■ **To do**:
Report each line of the data that has "αὐτοῦ" somewhere in it.

■ **Raw records**:
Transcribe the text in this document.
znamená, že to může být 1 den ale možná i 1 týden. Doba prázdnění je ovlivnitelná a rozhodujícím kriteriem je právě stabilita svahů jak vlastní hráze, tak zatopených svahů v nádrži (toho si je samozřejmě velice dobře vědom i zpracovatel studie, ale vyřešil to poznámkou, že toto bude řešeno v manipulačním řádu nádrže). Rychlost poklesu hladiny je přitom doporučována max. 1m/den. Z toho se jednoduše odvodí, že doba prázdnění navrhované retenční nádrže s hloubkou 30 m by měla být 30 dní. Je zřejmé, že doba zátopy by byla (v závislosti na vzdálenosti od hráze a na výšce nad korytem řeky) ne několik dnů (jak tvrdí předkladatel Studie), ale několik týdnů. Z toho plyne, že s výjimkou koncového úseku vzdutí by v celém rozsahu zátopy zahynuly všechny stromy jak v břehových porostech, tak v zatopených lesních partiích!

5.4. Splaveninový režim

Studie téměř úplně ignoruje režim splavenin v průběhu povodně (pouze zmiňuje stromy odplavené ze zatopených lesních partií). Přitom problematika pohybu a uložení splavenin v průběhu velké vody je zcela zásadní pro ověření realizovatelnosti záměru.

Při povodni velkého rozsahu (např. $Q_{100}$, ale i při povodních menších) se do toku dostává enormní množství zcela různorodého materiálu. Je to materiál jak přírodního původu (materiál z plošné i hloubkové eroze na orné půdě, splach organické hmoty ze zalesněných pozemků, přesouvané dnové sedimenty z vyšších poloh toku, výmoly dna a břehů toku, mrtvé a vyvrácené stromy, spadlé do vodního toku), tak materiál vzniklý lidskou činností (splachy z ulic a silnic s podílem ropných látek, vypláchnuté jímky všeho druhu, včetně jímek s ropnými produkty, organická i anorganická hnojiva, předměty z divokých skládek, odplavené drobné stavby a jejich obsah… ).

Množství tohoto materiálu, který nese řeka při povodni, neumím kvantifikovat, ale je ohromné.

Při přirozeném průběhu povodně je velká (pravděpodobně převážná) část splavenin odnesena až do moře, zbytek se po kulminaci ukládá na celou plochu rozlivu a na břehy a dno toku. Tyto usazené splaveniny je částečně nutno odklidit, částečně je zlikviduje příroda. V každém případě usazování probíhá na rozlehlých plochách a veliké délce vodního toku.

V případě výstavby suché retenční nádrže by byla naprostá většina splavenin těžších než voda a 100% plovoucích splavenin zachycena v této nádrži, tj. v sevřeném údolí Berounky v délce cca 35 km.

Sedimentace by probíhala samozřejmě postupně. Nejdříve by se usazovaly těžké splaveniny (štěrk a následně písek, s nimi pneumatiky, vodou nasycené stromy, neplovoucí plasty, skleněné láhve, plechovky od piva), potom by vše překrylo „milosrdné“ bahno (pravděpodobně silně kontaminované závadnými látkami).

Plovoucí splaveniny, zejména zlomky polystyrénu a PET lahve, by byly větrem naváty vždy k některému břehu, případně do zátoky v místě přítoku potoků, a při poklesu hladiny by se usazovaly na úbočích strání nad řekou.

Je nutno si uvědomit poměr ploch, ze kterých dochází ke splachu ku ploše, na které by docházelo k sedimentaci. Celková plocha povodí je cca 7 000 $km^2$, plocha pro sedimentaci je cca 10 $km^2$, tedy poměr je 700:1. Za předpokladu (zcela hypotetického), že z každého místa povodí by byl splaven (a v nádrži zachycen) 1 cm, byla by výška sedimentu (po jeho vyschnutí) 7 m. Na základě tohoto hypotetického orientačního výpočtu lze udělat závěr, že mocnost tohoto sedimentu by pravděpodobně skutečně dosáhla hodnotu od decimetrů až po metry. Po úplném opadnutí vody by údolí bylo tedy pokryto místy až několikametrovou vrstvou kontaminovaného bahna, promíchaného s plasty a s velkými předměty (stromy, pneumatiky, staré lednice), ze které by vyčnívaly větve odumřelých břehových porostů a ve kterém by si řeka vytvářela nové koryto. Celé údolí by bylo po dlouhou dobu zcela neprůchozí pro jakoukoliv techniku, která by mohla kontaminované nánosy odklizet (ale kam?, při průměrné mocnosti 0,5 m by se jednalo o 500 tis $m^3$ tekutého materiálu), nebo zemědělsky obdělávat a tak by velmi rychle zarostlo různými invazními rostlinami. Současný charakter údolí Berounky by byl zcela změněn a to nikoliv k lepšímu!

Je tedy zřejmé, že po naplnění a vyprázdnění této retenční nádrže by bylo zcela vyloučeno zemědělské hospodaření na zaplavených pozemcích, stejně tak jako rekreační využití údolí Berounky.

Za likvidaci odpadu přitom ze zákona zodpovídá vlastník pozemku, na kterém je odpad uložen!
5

...

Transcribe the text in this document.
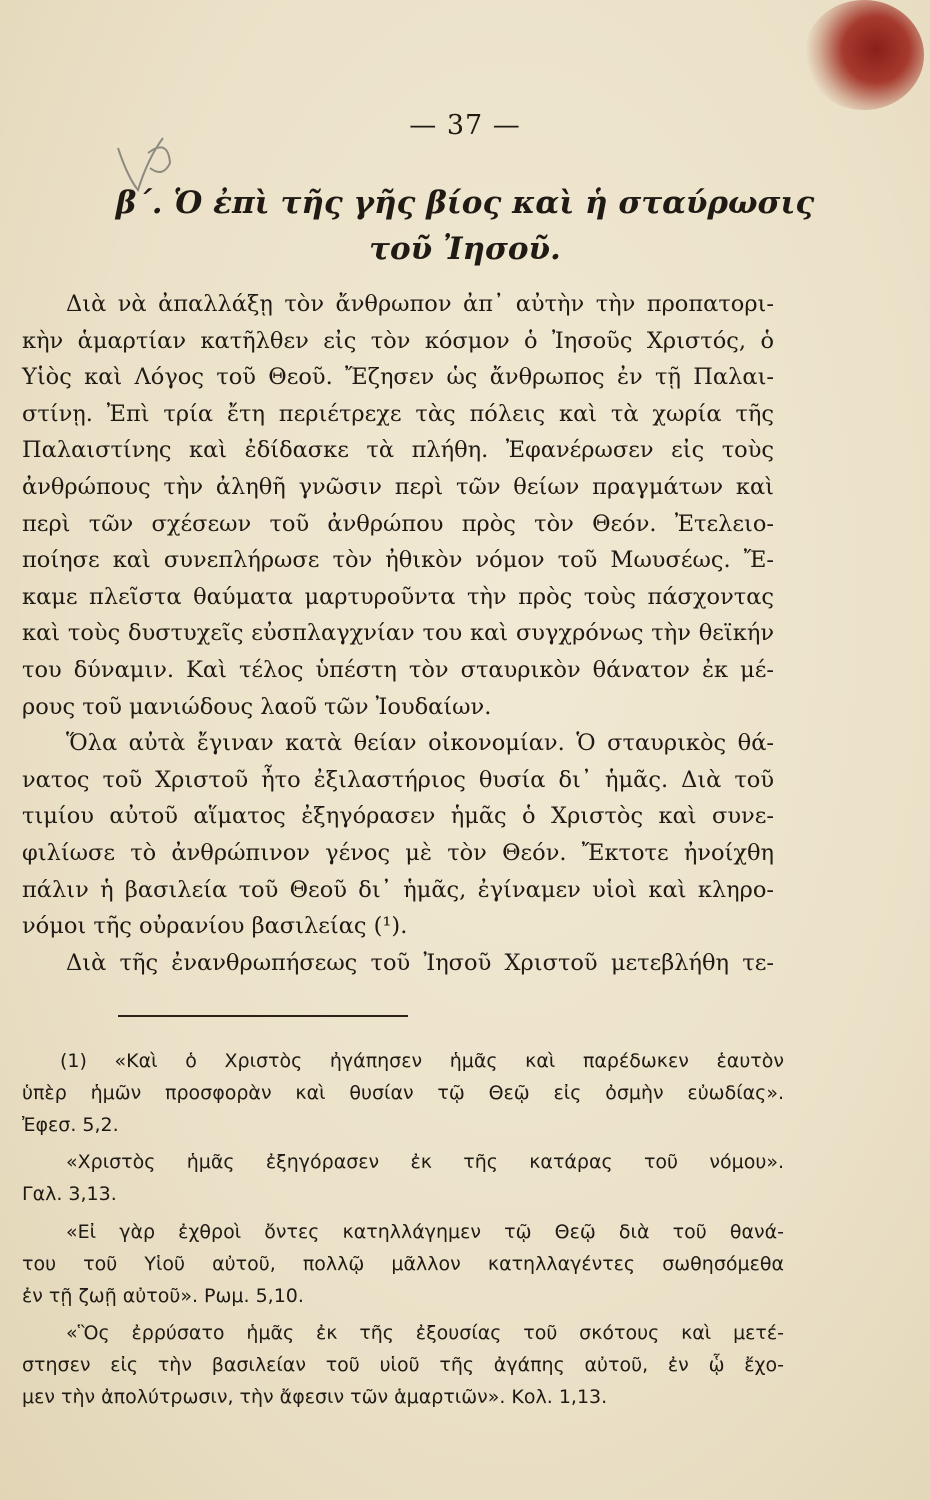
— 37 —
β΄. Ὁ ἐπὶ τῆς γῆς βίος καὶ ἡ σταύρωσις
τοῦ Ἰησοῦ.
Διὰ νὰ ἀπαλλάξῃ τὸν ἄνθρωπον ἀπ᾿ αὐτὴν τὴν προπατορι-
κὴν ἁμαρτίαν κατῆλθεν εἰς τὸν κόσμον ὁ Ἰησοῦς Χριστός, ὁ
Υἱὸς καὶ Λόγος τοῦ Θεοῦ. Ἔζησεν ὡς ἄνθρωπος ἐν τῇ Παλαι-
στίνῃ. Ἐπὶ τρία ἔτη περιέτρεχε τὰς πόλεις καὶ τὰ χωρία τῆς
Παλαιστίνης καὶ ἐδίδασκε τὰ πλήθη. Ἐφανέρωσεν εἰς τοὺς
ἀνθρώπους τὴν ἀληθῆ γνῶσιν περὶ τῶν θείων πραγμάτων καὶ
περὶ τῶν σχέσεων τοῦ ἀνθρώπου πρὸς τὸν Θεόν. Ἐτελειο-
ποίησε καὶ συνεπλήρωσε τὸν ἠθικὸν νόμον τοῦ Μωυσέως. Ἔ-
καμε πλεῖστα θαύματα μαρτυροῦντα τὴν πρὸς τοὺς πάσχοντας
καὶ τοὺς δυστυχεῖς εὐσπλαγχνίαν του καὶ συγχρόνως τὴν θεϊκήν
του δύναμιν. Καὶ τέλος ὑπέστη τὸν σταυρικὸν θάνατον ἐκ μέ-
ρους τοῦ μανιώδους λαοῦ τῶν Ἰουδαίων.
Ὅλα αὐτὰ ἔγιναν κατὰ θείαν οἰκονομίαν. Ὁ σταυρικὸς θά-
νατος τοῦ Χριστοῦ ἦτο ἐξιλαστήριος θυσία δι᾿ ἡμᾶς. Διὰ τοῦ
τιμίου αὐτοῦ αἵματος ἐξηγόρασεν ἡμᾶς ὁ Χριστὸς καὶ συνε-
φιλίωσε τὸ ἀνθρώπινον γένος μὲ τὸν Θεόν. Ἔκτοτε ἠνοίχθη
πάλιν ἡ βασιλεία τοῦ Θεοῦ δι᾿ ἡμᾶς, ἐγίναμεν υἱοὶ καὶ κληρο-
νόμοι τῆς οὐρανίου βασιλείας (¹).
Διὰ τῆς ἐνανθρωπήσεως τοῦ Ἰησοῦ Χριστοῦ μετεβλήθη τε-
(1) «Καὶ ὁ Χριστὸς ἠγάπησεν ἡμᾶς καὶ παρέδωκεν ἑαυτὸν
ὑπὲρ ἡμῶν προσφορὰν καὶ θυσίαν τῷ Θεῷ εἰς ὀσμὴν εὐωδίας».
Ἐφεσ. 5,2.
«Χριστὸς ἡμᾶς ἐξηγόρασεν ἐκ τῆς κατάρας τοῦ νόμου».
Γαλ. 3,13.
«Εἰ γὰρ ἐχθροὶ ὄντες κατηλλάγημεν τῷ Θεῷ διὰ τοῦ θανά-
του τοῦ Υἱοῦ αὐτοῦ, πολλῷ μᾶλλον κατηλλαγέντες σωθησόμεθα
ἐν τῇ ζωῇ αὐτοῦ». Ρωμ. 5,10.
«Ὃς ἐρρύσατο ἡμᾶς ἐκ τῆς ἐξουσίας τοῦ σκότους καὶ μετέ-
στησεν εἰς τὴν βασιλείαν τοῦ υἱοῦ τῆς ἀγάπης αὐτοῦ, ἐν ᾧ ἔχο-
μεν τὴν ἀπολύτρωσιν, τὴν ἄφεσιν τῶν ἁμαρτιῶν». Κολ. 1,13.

■ **Exercise answer**:
τιμίου αὐτοῦ αἵματος ἐξηγόρασεν ἡμᾶς ὁ Χριστὸς καὶ συνε-
του τοῦ Υἱοῦ αὐτοῦ, πολλῷ μᾶλλον κατηλλαγέντες σωθησόμεθα
ἐν τῇ ζωῇ αὐτοῦ». Ρωμ. 5,10.
στησεν εἰς τὴν βασιλείαν τοῦ υἱοῦ τῆς ἀγάπης αὐτοῦ, ἐν ᾧ ἔχο-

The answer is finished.